**Written request**
Make an exact copy of the data below, leaving out every picture.

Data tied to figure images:

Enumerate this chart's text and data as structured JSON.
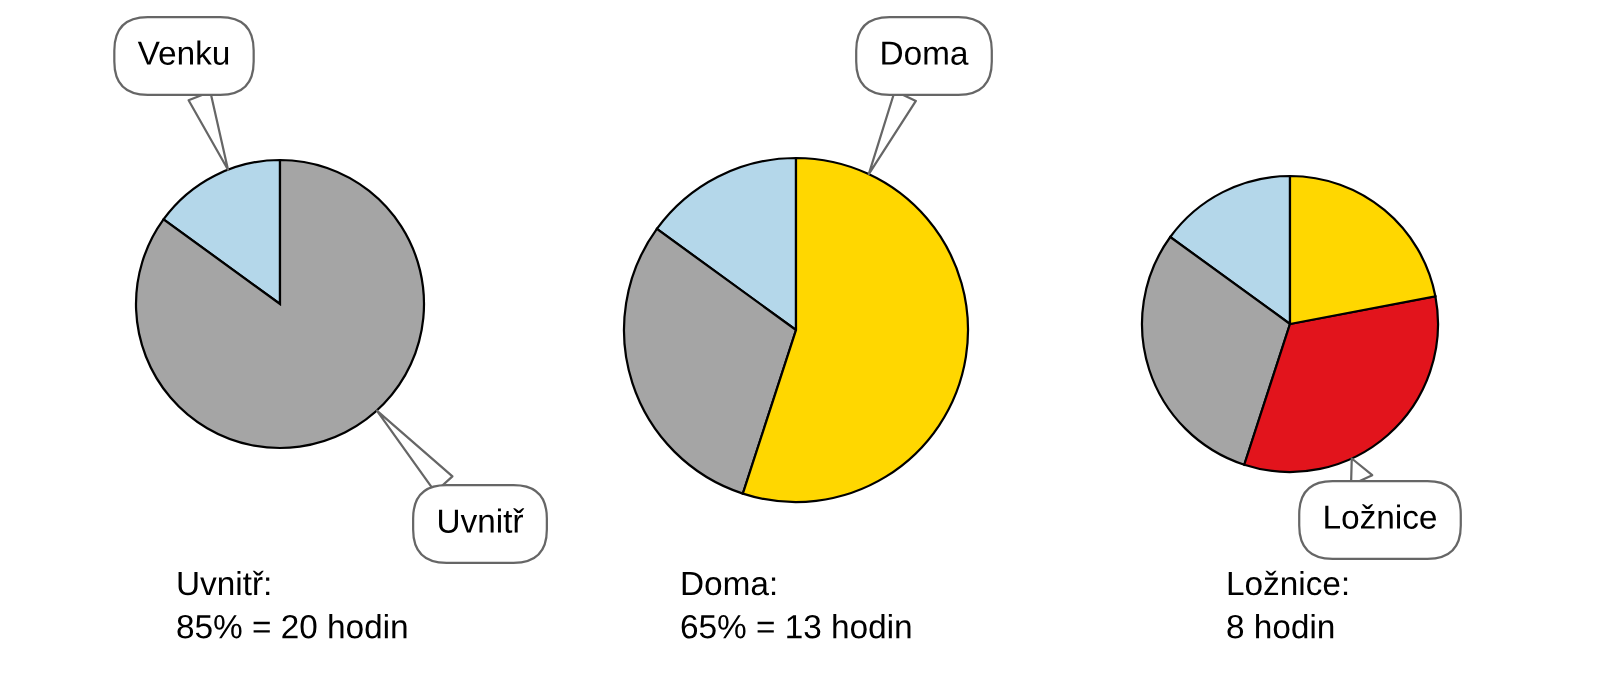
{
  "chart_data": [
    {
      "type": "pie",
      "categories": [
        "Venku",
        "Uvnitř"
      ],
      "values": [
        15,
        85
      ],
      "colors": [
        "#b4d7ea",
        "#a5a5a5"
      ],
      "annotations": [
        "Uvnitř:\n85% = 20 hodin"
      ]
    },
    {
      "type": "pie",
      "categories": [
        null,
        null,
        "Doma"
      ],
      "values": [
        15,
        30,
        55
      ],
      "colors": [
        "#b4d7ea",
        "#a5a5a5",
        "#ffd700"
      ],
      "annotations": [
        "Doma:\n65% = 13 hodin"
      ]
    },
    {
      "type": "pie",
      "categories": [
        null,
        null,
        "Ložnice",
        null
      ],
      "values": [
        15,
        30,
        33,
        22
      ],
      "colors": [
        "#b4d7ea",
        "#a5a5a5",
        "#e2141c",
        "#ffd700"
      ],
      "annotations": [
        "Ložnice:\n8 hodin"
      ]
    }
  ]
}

**Solution below**
Enumerate this chart's text and data as structured JSON.
{
  "chart_data": [
    {
      "type": "pie",
      "categories": [
        "Venku",
        "Uvnitř"
      ],
      "values": [
        15,
        85
      ],
      "colors": [
        "#b4d7ea",
        "#a5a5a5"
      ],
      "annotations": [
        "Uvnitř:\n85% = 20 hodin"
      ]
    },
    {
      "type": "pie",
      "categories": [
        null,
        null,
        "Doma"
      ],
      "values": [
        15,
        30,
        55
      ],
      "colors": [
        "#b4d7ea",
        "#a5a5a5",
        "#ffd700"
      ],
      "annotations": [
        "Doma:\n65% = 13 hodin"
      ]
    },
    {
      "type": "pie",
      "categories": [
        null,
        null,
        "Ložnice",
        null
      ],
      "values": [
        15,
        30,
        33,
        22
      ],
      "colors": [
        "#b4d7ea",
        "#a5a5a5",
        "#e2141c",
        "#ffd700"
      ],
      "annotations": [
        "Ložnice:\n8 hodin"
      ]
    }
  ]
}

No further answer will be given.